Contractors will likely need various surety bonds to start and complete construction projects. These bonds may be required by the government or the project owner to protect the service recipient financially, ensuring the project they’re funding is completed as promised.

As a contractor, it’s important to understand what bonding capacity is, the factors that impact it, and how you can be intentional about increasing it over time.

What is bonding capacity?

Bonding capacity is the financial limit a surety company will provide to a contractor for a particular type of project. The amount of bonding capacity a contractor is granted will depend on several factors, including:

  • The contractor’s financial history
  • The contractor’s experience, including technical and managerial ability
  • Their credit history 
  • The size and type of project

The bonding capacity – how much the surety is willing to cover for the contractor – is ultimately based on the risk involved. 

Why is bonding capacity important?

Having a greater bonding capacity can help your company grow, allowing you to take more jobs that come your way. Here are some other reasons bonding capacity matters.

It allows contractors to bid on larger and more complex projects.

A contractor with a high bonding capacity is more likely to be considered for larger and more complex projects. Surety companies are more likely to issue bonds for larger projects, and project owners are more likely to require bonds for larger projects.

It helps protect clients.

Surety bonds also help protect clients by ensuring that the contractor will complete the project according to the contract terms. The surety company will be liable if the contractor fails to complete the project. Then the surety will require reimbursement from the contractor for any costs they covered.

It can help resolve disputes.

If there is a dispute between the contractor and the client, the surety company can be involved in the dispute resolution process. This can help to ensure that the dispute is resolved fairly and that the client’s interests are protected.

What determines bonding capacity?

We’ve already touched on this in the first section, but here’s a deeper dive into the factors that impact bonding capacity.

  • Financial history: Surety companies will look at the contractor’s financial history to see if they’ve paid their debts on time and met their financial obligations.

Data block:
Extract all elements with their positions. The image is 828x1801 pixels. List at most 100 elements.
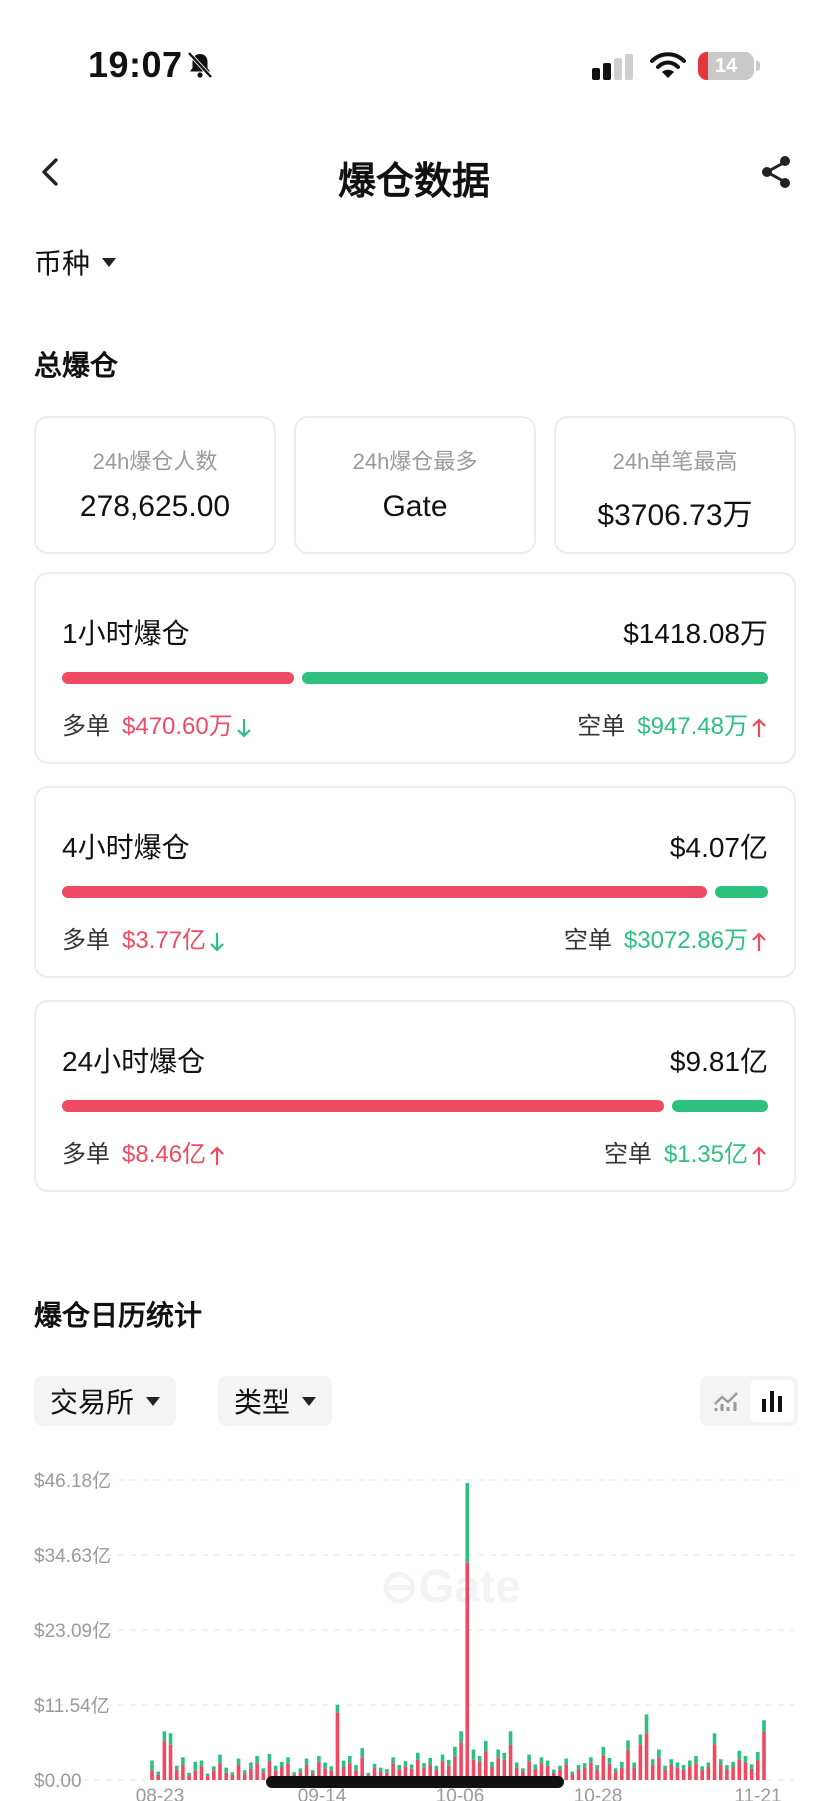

Exercise task 1: According to the bonding capacity text, what is bonding capacity ultimately based on?
Exercise task 2: Continue the text on bonding capacity from the point where it stops, after the bullet on financial history.

Exercise result 1: It is ultimately based on the risk involved.

Exercise result 2:
  • Experience: Surety companies will also look at the contractor’s experience to see if they have a history of completing projects on time and within budget.
  • Project type: A surety company may be more willing to provide a bond for a contractor with a proven track record of completing commercial projects than for a contractor with a proven track record of completing residential projects.
  • Project size: Surety companies will typically be more willing to provide a bond for a smaller project than a larger one.
  • Working capital: Working capital is the amount of money a contractor has available for day-to-day operations. This can tell a surety whether a contractor has enough money to cover unexpected expenses that may arise during a project.
  • Equity: Equity is the amount of money that a contractor owns in their business. Surety companies will determine if a contractor has sufficient assets to cover financial obligations if they, for some reason, can’t complete a project.

How can I increase my company’s bonding capacity?

If a contractor wants to increase their bonding capacity, they can improve their financial history, increase their experience, and bid on smaller and less complex projects. They can also partner with a surety company that specializes in working with contractors.

Here are some pro tips:

  • Complete projects on time.
  • Pay subcontractors on time.
  • Upgrade your financial presentation by having a third-party CPA prepare your statements on a percentage of completion accounting method.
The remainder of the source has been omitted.